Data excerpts
########################################
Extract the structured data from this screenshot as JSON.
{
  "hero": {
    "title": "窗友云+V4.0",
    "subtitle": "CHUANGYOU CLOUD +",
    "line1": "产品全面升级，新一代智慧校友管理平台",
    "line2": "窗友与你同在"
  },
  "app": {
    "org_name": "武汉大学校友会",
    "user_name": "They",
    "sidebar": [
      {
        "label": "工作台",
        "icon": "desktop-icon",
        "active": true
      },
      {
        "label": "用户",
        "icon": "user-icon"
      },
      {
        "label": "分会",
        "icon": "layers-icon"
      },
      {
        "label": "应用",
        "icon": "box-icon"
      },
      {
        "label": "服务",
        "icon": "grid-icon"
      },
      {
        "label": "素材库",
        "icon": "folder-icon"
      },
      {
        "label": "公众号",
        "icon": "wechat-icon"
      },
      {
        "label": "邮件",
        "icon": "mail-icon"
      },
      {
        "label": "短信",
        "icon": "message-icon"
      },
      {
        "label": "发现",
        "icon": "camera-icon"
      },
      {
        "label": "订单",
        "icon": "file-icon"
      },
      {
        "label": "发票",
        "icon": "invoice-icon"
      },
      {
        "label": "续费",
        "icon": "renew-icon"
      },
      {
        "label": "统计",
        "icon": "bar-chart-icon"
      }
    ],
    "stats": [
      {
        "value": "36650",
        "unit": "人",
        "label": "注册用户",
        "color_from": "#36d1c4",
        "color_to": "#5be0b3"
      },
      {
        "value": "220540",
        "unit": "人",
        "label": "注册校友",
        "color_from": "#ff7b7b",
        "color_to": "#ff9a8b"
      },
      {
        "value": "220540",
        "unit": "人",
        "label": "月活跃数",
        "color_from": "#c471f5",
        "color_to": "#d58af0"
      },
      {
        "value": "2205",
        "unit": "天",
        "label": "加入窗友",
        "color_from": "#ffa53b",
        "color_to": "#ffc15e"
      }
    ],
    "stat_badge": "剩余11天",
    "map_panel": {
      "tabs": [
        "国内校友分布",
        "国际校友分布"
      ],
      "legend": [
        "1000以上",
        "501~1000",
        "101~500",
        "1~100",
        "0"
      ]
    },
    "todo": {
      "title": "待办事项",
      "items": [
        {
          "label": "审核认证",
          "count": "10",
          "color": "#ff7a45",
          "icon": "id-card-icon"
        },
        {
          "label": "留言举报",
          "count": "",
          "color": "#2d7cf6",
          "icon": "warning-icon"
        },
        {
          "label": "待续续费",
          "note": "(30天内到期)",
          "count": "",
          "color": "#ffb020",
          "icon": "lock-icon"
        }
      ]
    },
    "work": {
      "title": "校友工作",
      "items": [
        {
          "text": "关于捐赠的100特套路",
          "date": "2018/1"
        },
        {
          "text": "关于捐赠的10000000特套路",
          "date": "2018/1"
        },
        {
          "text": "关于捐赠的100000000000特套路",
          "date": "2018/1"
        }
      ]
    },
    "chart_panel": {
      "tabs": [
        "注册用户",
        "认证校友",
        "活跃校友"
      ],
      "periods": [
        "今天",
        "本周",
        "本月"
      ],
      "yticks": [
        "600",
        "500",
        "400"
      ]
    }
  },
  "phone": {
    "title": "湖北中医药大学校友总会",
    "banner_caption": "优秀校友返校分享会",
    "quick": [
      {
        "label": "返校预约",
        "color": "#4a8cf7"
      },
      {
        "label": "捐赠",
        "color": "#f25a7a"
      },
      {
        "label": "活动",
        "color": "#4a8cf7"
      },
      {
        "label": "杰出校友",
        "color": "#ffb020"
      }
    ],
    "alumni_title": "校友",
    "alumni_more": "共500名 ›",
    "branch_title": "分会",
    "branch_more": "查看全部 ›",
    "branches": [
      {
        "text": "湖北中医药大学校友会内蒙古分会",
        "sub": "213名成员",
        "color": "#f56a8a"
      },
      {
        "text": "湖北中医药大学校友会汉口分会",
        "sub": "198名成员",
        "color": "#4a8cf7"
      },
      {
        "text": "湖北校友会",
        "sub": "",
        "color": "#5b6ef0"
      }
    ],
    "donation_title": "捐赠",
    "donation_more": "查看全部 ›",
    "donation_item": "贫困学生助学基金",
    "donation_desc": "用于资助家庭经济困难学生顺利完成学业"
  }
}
########################################
:: GOAL OF THE EXERCISE ::
The records above are to be copied in full, exactly as written.

:: SOLUTION ::
Extract the structured data from this screenshot as JSON.
{
  "hero": {
    "title": "窗友云+V4.0",
    "subtitle": "CHUANGYOU CLOUD +",
    "line1": "产品全面升级，新一代智慧校友管理平台",
    "line2": "窗友与你同在"
  },
  "app": {
    "org_name": "武汉大学校友会",
    "user_name": "They",
    "sidebar": [
      {
        "label": "工作台",
        "icon": "desktop-icon",
        "active": true
      },
      {
        "label": "用户",
        "icon": "user-icon"
      },
      {
        "label": "分会",
        "icon": "layers-icon"
      },
      {
        "label": "应用",
        "icon": "box-icon"
      },
      {
        "label": "服务",
        "icon": "grid-icon"
      },
      {
        "label": "素材库",
        "icon": "folder-icon"
      },
      {
        "label": "公众号",
        "icon": "wechat-icon"
      },
      {
        "label": "邮件",
        "icon": "mail-icon"
      },
      {
        "label": "短信",
        "icon": "message-icon"
      },
      {
        "label": "发现",
        "icon": "camera-icon"
      },
      {
        "label": "订单",
        "icon": "file-icon"
      },
      {
        "label": "发票",
        "icon": "invoice-icon"
      },
      {
        "label": "续费",
        "icon": "renew-icon"
      },
      {
        "label": "统计",
        "icon": "bar-chart-icon"
      }
    ],
    "stats": [
      {
        "value": "36650",
        "unit": "人",
        "label": "注册用户",
        "color_from": "#36d1c4",
        "color_to": "#5be0b3"
      },
      {
        "value": "220540",
        "unit": "人",
        "label": "注册校友",
        "color_from": "#ff7b7b",
        "color_to": "#ff9a8b"
      },
      {
        "value": "220540",
        "unit": "人",
        "label": "月活跃数",
        "color_from": "#c471f5",
        "color_to": "#d58af0"
      },
      {
        "value": "2205",
        "unit": "天",
        "label": "加入窗友",
        "color_from": "#ffa53b",
        "color_to": "#ffc15e"
      }
    ],
    "stat_badge": "剩余11天",
    "map_panel": {
      "tabs": [
        "国内校友分布",
        "国际校友分布"
      ],
      "legend": [
        "1000以上",
        "501~1000",
        "101~500",
        "1~100",
        "0"
      ]
    },
    "todo": {
      "title": "待办事项",
      "items": [
        {
          "label": "审核认证",
          "count": "10",
          "color": "#ff7a45",
          "icon": "id-card-icon"
        },
        {
          "label": "留言举报",
          "count": "",
          "color": "#2d7cf6",
          "icon": "warning-icon"
        },
        {
          "label": "待续续费",
          "note": "(30天内到期)",
          "count": "",
          "color": "#ffb020",
          "icon": "lock-icon"
        }
      ]
    },
    "work": {
      "title": "校友工作",
      "items": [
        {
          "text": "关于捐赠的100特套路",
          "date": "2018/1"
        },
        {
          "text": "关于捐赠的10000000特套路",
          "date": "2018/1"
        },
        {
          "text": "关于捐赠的100000000000特套路",
          "date": "2018/1"
        }
      ]
    },
    "chart_panel": {
      "tabs": [
        "注册用户",
        "认证校友",
        "活跃校友"
      ],
      "periods": [
        "今天",
        "本周",
        "本月"
      ],
      "yticks": [
        "600",
        "500",
        "400"
      ]
    }
  },
  "phone": {
    "title": "湖北中医药大学校友总会",
    "banner_caption": "优秀校友返校分享会",
    "quick": [
      {
        "label": "返校预约",
        "color": "#4a8cf7"
      },
      {
        "label": "捐赠",
        "color": "#f25a7a"
      },
      {
        "label": "活动",
        "color": "#4a8cf7"
      },
      {
        "label": "杰出校友",
        "color": "#ffb020"
      }
    ],
    "alumni_title": "校友",
    "alumni_more": "共500名 ›",
    "branch_title": "分会",
    "branch_more": "查看全部 ›",
    "branches": [
      {
        "text": "湖北中医药大学校友会内蒙古分会",
        "sub": "213名成员",
        "color": "#f56a8a"
      },
      {
        "text": "湖北中医药大学校友会汉口分会",
        "sub": "198名成员",
        "color": "#4a8cf7"
      },
      {
        "text": "湖北校友会",
        "sub": "",
        "color": "#5b6ef0"
      }
    ],
    "donation_title": "捐赠",
    "donation_more": "查看全部 ›",
    "donation_item": "贫困学生助学基金",
    "donation_desc": "用于资助家庭经济困难学生顺利完成学业"
  }
}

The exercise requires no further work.